Copy each line of the records that contains the word "content".

──────── Supplied material

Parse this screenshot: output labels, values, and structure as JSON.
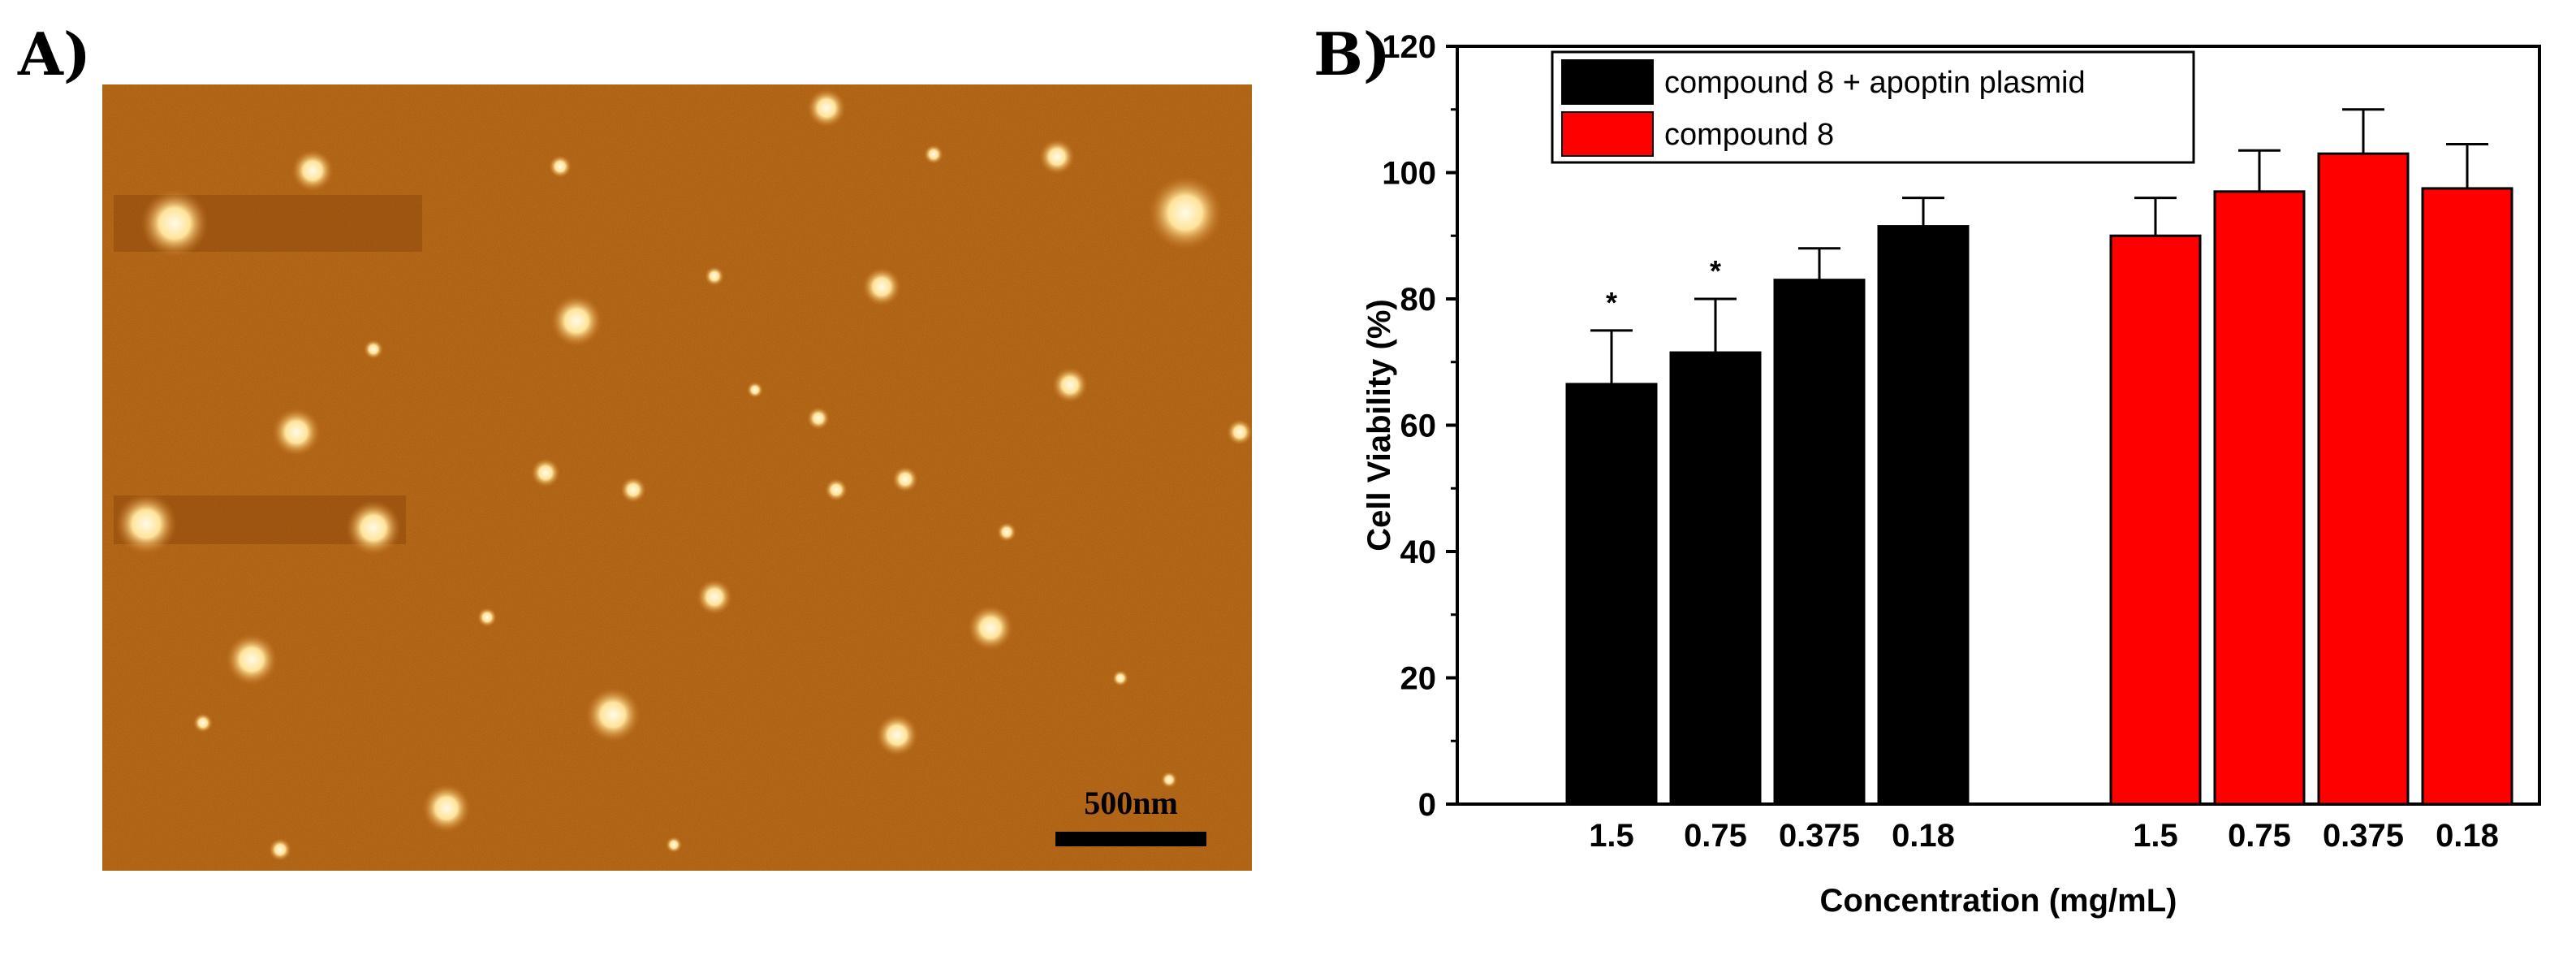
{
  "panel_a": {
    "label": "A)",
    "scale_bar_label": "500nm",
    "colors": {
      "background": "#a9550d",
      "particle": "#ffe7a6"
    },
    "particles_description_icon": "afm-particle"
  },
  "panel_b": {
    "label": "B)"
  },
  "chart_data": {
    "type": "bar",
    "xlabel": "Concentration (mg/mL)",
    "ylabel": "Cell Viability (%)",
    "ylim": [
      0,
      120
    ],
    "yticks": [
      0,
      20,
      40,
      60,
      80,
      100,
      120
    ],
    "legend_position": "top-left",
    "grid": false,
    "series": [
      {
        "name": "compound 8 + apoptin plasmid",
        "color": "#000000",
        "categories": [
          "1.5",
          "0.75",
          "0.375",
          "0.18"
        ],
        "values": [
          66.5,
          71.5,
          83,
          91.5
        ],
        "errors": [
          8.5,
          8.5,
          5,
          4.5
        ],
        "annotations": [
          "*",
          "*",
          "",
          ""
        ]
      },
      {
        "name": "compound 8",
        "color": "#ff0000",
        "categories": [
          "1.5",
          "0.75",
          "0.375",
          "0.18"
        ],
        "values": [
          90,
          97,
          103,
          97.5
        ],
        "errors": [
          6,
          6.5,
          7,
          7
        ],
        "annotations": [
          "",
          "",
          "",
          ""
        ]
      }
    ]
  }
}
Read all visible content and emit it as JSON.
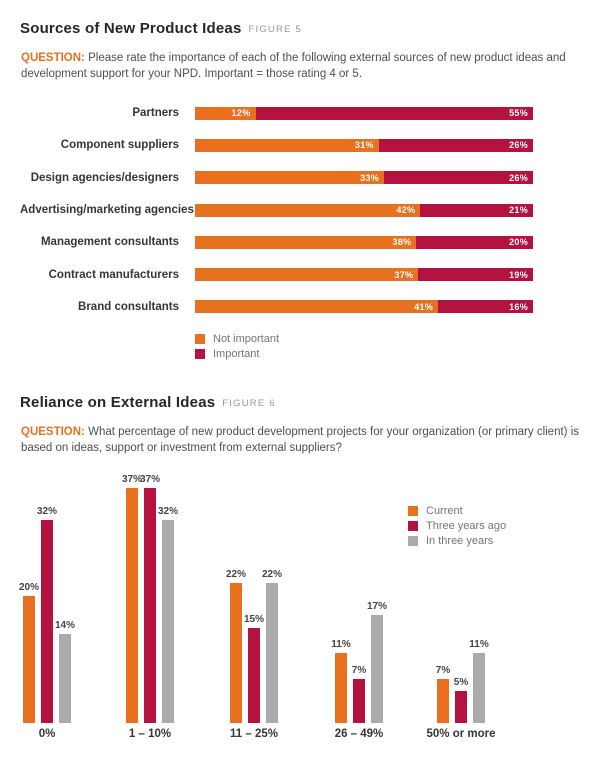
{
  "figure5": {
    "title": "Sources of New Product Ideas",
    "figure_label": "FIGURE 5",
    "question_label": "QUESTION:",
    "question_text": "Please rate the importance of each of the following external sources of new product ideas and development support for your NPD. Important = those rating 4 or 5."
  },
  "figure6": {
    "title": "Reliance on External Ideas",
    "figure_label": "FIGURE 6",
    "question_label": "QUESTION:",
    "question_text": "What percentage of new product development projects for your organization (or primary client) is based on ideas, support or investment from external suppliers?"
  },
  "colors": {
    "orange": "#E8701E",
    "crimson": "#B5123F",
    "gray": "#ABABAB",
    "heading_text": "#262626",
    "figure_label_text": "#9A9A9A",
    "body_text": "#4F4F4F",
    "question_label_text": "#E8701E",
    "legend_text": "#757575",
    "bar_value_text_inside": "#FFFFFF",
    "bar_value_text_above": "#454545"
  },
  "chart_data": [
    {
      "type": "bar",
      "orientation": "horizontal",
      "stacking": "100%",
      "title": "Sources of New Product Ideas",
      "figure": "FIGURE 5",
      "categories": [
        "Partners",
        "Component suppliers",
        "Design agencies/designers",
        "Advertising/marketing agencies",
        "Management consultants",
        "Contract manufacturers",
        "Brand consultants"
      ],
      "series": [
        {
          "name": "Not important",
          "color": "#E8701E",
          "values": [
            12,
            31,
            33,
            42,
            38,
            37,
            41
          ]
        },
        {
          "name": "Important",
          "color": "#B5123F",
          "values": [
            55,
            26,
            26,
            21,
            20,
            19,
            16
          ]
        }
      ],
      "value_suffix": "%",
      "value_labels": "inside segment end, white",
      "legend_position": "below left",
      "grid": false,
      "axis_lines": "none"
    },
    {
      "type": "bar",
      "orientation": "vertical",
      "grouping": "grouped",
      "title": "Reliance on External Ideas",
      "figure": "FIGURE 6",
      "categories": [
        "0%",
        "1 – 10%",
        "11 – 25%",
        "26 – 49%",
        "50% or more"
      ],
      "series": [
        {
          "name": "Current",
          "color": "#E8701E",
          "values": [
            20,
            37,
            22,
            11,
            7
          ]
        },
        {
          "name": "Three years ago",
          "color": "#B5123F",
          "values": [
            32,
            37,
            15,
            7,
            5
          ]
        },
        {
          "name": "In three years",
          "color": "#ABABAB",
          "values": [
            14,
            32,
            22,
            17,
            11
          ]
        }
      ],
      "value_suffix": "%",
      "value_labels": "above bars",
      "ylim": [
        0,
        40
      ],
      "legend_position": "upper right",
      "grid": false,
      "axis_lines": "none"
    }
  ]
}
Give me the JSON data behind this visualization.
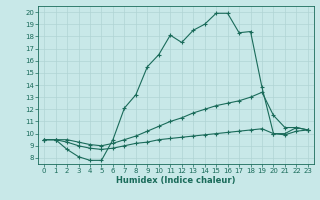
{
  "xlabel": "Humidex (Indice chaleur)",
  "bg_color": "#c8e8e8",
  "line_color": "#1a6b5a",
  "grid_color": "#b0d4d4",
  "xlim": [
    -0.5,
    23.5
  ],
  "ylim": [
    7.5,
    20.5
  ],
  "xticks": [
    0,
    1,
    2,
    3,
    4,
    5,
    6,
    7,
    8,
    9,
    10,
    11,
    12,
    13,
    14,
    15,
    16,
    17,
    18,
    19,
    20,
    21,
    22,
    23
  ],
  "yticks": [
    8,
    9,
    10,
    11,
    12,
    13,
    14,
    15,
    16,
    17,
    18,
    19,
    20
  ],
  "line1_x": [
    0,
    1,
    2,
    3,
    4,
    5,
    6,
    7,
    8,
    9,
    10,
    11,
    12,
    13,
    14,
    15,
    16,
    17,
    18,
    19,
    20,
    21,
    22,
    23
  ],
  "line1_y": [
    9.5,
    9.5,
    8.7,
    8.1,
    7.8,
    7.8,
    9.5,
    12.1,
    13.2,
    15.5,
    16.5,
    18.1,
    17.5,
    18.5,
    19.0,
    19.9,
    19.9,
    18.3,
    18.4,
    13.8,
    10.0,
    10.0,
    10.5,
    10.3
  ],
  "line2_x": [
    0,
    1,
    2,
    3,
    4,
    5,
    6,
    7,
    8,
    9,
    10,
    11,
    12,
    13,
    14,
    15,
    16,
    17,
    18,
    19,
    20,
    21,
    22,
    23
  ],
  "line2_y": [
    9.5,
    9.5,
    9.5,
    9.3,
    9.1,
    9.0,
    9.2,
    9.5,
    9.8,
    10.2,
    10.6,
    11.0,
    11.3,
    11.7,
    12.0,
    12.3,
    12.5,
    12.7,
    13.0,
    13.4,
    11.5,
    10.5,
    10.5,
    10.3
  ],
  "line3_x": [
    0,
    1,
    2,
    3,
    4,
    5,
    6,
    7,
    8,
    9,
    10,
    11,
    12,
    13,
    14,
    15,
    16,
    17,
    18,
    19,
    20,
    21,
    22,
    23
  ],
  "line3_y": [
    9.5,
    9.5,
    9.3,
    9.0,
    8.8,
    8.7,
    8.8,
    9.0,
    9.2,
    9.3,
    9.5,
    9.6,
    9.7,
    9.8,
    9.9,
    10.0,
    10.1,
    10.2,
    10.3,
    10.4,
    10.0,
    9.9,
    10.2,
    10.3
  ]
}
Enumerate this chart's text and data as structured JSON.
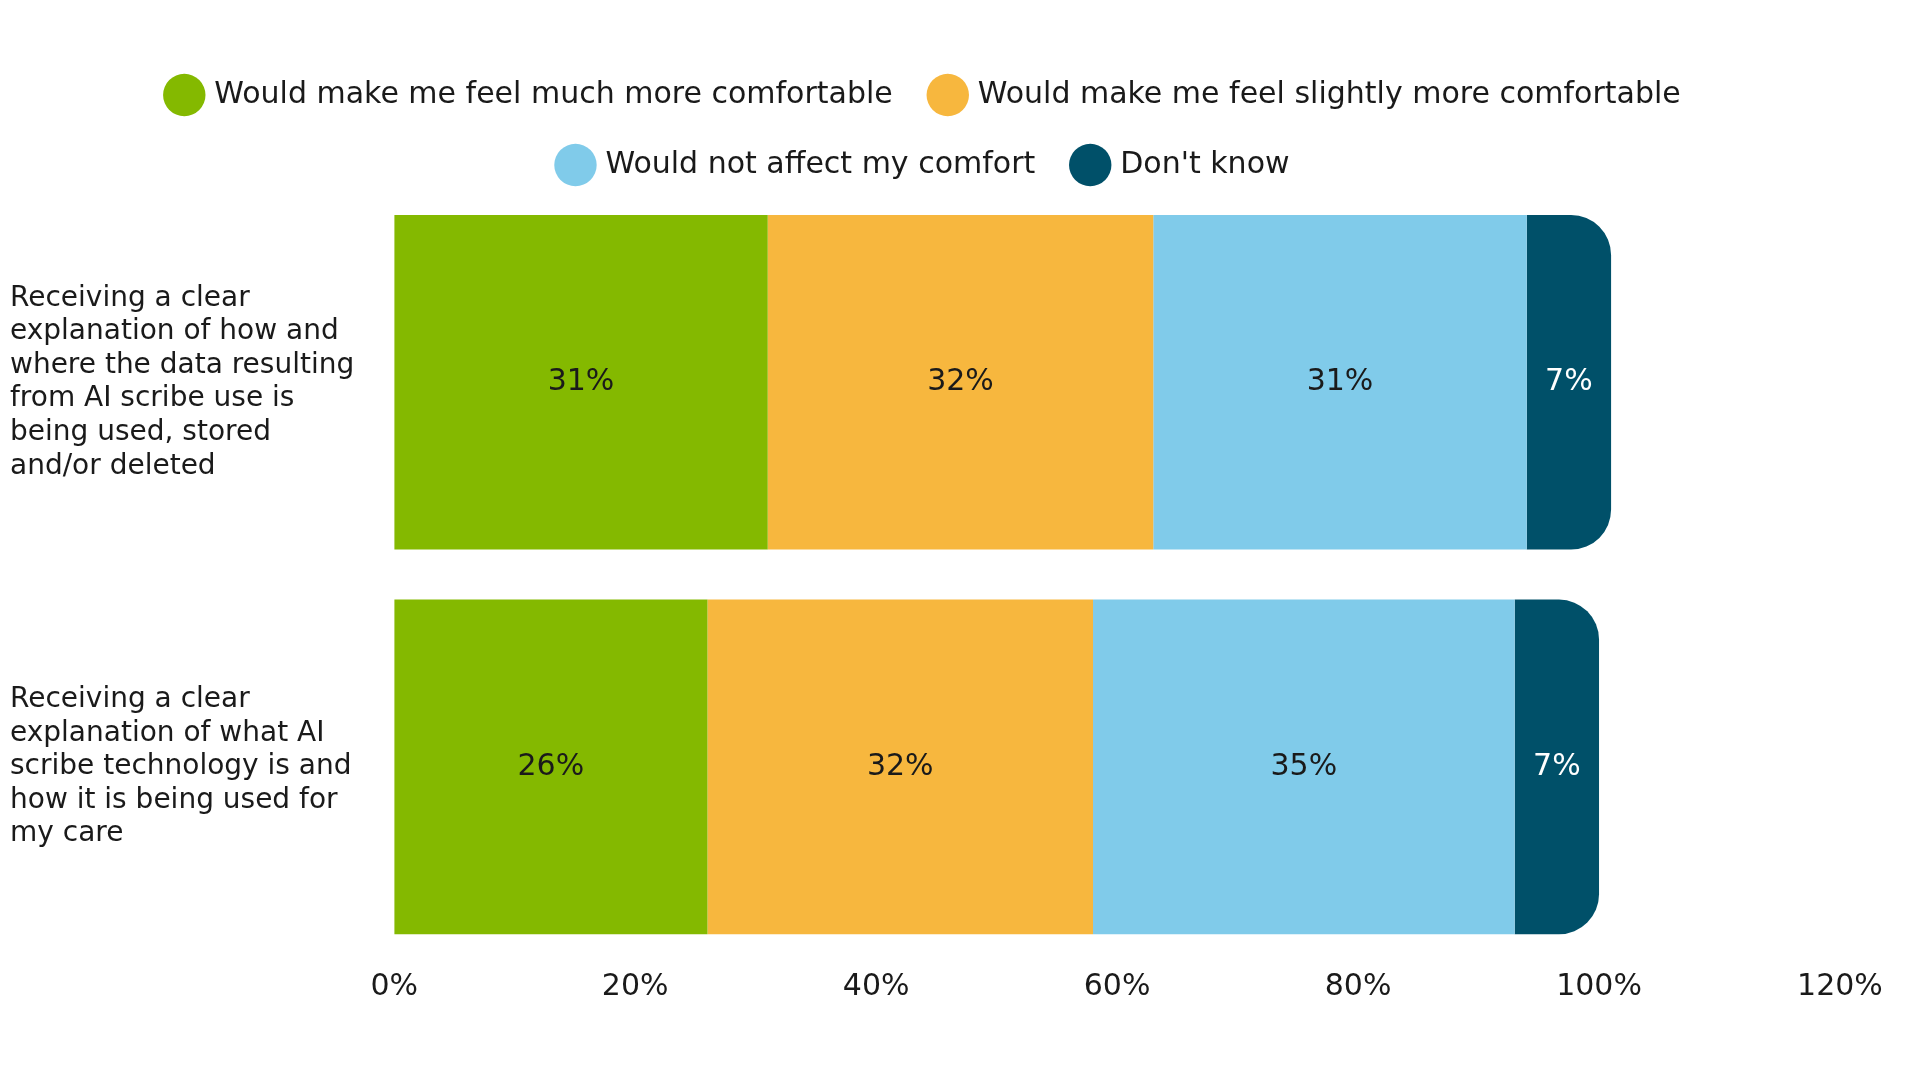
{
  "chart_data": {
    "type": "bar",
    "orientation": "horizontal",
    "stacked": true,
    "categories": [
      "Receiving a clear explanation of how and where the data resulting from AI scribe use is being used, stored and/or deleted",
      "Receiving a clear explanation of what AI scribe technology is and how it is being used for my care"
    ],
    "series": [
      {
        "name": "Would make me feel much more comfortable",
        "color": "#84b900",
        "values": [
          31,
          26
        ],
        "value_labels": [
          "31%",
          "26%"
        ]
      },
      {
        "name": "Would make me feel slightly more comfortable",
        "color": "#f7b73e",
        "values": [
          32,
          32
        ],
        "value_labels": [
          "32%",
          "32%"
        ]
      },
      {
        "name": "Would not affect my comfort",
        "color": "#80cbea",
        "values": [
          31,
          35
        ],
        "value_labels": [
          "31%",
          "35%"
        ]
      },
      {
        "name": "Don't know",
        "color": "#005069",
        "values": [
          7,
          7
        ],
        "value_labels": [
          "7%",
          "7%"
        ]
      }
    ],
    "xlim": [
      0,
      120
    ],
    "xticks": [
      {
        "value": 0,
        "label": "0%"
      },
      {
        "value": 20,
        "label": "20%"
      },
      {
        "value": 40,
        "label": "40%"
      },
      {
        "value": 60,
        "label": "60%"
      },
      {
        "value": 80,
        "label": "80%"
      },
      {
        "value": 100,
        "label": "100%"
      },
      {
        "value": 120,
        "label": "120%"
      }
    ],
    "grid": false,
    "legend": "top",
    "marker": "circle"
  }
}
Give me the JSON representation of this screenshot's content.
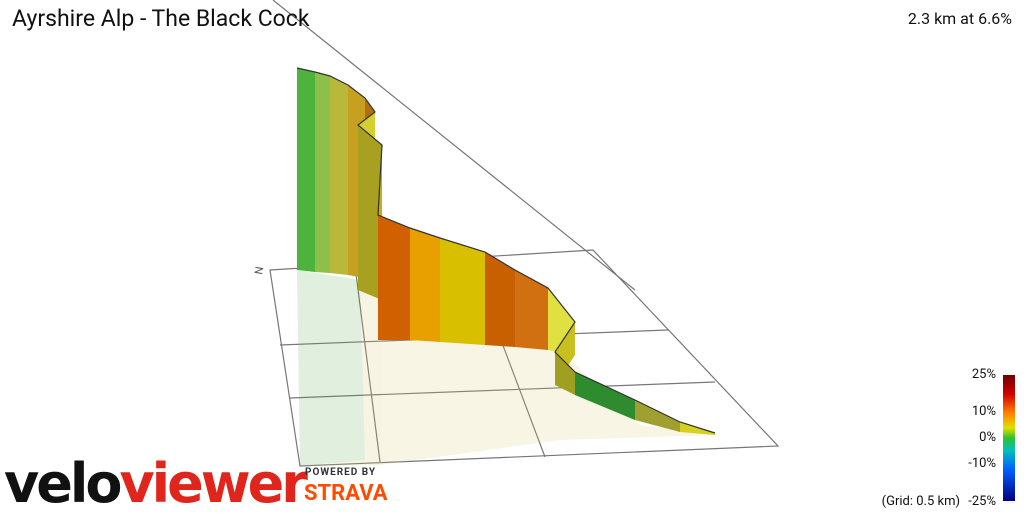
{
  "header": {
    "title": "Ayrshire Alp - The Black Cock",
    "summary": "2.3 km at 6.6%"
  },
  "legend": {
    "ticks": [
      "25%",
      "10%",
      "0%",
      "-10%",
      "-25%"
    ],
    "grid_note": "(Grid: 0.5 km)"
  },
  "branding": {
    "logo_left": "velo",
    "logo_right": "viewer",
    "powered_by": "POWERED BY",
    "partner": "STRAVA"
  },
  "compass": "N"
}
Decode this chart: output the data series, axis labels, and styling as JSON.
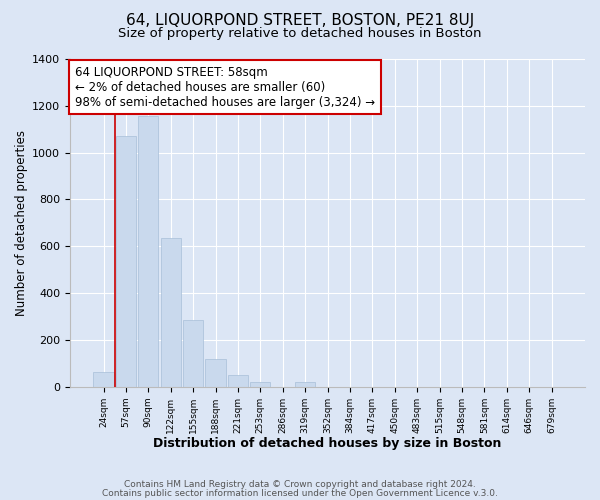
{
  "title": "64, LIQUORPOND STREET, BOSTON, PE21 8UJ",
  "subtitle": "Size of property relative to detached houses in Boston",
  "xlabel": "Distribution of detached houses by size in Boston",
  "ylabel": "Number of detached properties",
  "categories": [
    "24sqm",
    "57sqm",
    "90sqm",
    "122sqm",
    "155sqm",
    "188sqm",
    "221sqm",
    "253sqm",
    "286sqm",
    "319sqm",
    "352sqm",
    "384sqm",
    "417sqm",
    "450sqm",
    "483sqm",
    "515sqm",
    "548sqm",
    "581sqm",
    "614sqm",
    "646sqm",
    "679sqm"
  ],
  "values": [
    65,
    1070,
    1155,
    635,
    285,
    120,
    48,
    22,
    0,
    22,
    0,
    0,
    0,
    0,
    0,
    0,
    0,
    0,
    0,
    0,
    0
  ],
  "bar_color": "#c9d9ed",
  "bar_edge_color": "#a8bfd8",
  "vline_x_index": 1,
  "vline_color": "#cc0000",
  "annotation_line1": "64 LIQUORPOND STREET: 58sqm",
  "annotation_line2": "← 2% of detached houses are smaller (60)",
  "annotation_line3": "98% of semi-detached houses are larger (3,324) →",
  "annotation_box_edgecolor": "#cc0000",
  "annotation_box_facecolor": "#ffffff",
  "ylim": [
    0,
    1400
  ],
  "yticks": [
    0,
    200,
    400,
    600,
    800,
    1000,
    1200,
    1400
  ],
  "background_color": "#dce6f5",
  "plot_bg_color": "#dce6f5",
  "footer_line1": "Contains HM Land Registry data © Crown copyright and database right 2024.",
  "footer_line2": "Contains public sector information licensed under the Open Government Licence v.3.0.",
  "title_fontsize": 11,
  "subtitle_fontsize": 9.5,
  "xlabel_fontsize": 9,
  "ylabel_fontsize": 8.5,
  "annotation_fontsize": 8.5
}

────────────────

Full answer
Read all visible content and emit it as JSON.
Give me the JSON representation of this screenshot's content.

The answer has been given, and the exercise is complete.